## WHAT IS NEEDED
Check each line of the data for "this" and select those that have it.

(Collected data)

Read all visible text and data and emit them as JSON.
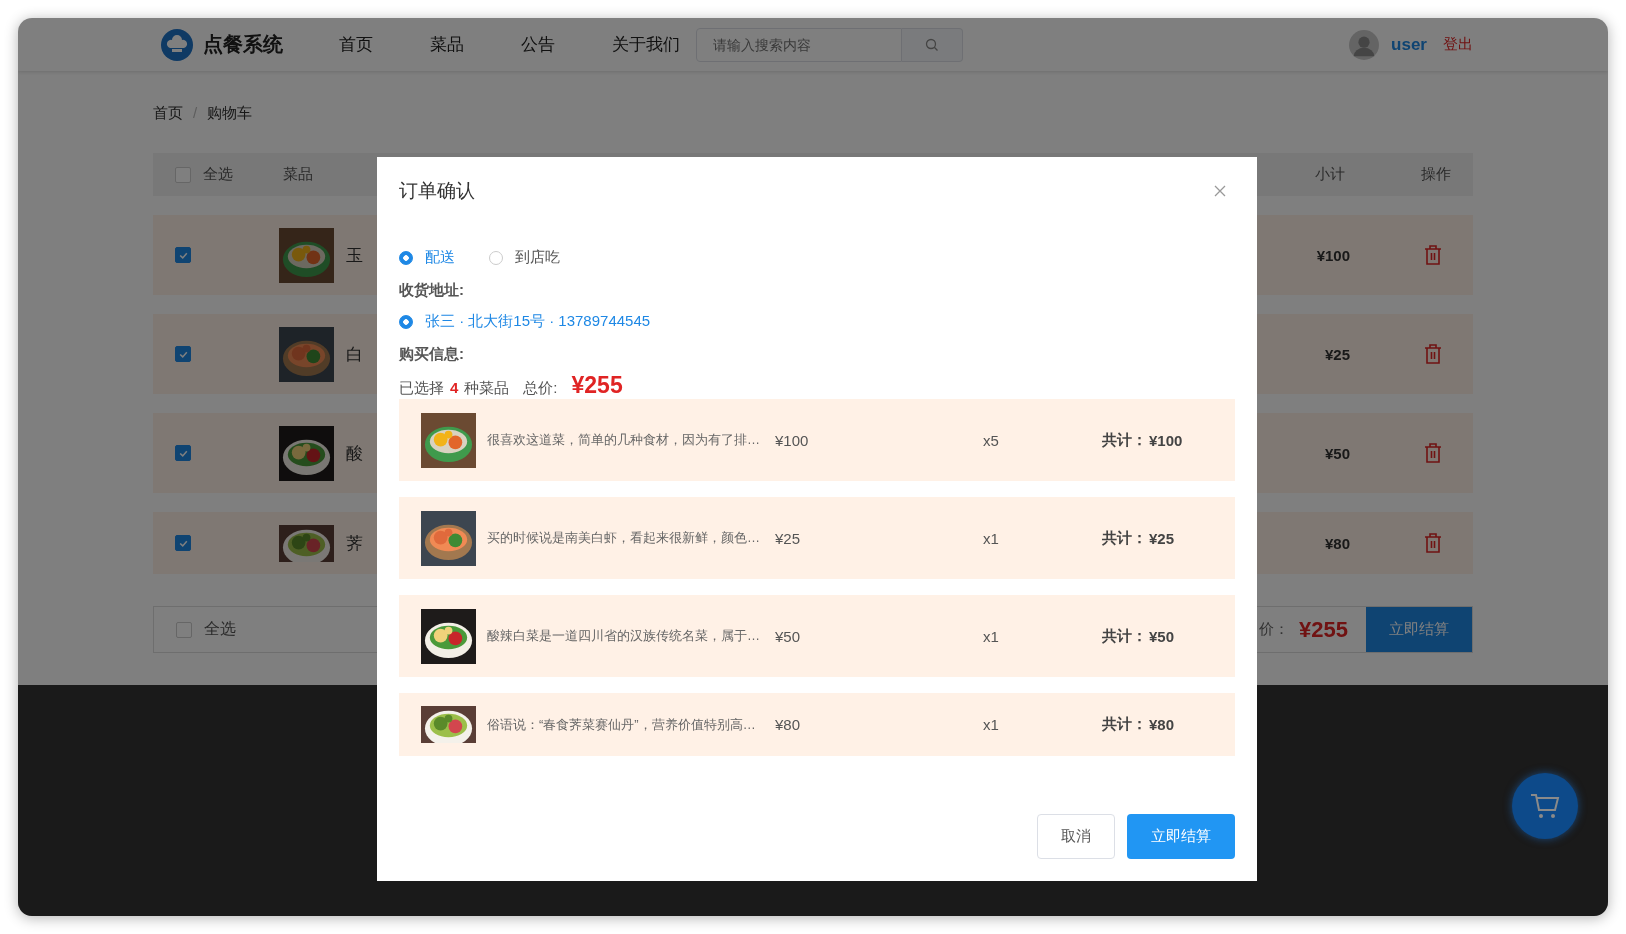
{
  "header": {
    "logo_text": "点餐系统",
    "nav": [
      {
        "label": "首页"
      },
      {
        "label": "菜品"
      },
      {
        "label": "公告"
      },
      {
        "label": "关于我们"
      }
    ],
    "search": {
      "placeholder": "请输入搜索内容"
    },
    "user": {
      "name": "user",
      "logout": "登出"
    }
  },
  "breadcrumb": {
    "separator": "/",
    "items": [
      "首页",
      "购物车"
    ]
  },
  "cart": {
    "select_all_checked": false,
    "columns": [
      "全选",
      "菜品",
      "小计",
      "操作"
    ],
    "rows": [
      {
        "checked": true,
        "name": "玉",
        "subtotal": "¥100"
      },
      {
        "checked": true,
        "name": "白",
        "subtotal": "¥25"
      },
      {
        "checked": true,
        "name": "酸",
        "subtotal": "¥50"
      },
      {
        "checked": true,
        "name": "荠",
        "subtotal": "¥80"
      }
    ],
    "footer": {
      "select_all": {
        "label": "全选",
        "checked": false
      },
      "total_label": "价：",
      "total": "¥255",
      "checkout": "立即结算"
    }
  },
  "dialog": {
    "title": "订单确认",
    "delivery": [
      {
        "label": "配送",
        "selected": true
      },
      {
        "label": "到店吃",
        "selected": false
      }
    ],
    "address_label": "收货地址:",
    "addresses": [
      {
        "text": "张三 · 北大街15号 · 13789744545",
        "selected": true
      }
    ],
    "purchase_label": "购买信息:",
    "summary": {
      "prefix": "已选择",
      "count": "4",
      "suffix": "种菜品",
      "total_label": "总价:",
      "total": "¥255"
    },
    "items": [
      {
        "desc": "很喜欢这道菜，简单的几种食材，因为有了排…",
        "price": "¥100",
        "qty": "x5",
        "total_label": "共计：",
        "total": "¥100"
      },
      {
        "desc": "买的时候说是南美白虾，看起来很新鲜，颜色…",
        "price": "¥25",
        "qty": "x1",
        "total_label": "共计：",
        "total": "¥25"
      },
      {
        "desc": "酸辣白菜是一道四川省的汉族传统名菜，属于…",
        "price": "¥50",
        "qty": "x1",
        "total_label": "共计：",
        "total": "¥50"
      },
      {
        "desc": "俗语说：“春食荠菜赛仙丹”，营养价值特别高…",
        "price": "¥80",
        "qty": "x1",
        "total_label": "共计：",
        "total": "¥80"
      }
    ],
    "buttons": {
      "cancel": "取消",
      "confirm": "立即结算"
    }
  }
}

* * *

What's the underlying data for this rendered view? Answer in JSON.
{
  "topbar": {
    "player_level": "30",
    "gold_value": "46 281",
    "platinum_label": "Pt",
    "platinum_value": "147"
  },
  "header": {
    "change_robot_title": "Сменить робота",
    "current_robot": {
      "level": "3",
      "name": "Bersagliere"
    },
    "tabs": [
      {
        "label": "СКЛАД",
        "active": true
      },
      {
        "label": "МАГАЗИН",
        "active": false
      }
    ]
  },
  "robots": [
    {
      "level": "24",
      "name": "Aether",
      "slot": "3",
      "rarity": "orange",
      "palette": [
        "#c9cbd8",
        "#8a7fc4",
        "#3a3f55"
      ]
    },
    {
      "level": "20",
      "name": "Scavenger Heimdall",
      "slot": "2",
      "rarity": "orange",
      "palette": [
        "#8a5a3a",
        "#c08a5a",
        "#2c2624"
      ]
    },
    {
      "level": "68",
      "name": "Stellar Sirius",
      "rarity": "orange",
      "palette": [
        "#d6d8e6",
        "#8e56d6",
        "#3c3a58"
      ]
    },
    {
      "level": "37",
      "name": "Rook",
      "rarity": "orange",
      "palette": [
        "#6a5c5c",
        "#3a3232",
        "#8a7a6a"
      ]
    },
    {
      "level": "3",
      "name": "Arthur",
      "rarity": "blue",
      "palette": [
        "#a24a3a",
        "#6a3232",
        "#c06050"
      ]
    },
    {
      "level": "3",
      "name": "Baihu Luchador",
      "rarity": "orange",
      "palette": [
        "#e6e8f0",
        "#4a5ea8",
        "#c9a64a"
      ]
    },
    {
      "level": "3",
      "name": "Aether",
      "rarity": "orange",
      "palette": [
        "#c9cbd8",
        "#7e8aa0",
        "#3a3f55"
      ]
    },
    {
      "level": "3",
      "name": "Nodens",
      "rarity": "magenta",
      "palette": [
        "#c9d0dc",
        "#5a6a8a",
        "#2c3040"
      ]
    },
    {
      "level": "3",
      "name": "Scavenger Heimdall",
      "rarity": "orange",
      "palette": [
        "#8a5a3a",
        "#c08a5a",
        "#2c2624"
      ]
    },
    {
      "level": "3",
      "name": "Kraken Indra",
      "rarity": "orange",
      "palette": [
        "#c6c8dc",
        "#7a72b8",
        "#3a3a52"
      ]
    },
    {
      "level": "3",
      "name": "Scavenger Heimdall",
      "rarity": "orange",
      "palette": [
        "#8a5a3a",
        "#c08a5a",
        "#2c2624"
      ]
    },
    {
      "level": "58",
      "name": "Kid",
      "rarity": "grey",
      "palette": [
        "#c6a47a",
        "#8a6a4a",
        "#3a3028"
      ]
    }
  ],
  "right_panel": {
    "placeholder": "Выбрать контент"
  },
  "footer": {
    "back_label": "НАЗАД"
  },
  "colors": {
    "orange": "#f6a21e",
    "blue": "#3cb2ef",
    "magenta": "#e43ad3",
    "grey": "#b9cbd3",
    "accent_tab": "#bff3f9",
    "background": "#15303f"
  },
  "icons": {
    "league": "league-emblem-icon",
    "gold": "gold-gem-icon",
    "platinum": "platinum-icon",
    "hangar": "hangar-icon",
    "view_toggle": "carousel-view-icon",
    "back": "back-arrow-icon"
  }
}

...

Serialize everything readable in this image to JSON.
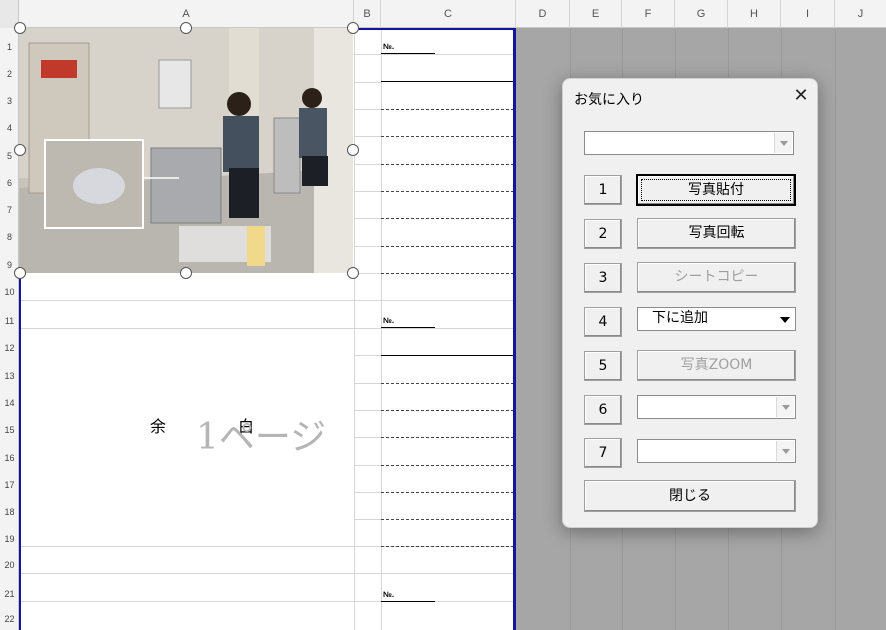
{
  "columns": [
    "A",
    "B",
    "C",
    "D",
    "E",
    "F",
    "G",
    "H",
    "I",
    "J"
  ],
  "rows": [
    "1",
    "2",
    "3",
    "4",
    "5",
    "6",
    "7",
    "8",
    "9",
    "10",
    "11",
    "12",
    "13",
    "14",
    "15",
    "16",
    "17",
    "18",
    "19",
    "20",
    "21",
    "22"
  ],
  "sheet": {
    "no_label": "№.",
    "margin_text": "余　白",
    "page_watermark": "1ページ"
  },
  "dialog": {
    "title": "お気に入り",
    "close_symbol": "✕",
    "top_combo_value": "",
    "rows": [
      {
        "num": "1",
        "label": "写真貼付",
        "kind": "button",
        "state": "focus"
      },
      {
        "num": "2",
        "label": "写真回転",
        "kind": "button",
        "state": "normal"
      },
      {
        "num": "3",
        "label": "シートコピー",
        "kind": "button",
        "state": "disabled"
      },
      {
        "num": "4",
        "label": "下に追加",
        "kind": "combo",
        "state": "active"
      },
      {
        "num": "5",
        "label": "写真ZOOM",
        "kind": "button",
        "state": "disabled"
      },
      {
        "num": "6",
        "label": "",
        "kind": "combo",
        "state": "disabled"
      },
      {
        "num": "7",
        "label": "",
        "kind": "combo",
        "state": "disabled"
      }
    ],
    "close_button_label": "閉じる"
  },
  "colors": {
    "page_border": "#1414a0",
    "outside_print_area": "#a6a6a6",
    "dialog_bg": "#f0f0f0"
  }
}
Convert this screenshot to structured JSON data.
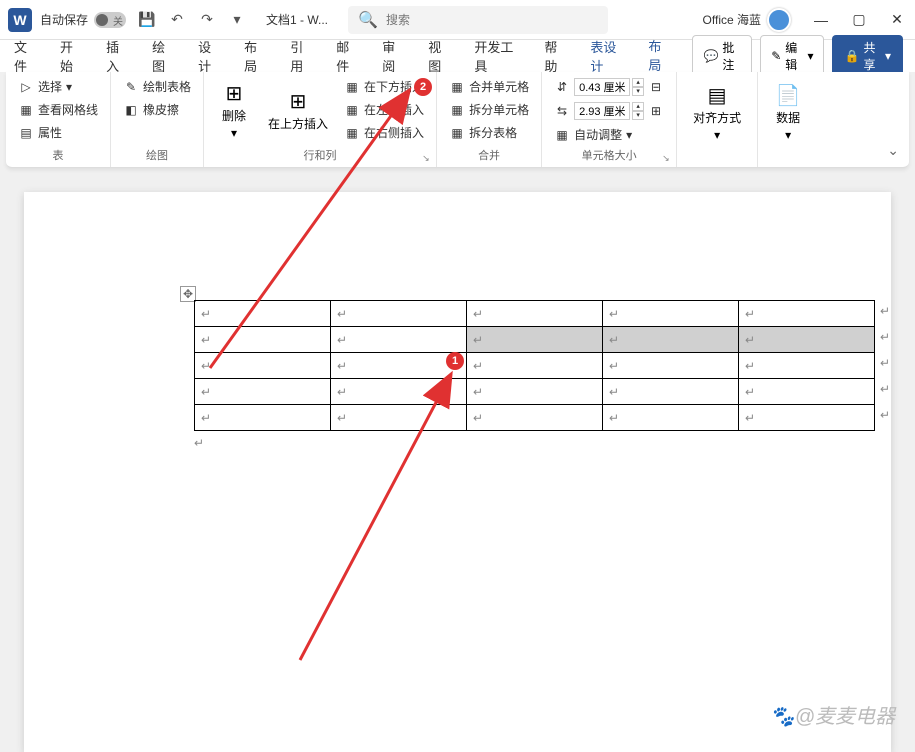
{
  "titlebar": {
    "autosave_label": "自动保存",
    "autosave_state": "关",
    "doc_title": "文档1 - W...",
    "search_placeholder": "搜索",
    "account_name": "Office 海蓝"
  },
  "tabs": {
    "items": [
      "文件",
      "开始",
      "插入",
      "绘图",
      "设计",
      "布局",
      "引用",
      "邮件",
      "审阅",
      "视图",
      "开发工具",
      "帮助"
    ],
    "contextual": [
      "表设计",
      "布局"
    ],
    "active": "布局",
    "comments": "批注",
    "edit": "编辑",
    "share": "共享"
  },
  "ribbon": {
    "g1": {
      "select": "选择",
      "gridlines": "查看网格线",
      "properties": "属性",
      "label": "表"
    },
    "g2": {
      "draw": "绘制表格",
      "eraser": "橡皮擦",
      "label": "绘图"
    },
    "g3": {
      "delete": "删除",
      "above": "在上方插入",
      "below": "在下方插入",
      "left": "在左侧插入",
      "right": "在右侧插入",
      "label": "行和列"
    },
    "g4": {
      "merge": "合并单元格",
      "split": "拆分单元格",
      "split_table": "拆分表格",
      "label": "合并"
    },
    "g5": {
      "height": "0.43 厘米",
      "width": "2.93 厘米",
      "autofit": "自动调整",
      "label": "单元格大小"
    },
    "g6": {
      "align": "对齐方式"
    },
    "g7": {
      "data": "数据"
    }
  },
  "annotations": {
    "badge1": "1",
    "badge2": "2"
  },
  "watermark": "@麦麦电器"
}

## CORRECT RESULT
What's the underlying data for this rendered view? Answer in JSON.
Serialize everything readable in this image to JSON.
Convert this screenshot to structured JSON data.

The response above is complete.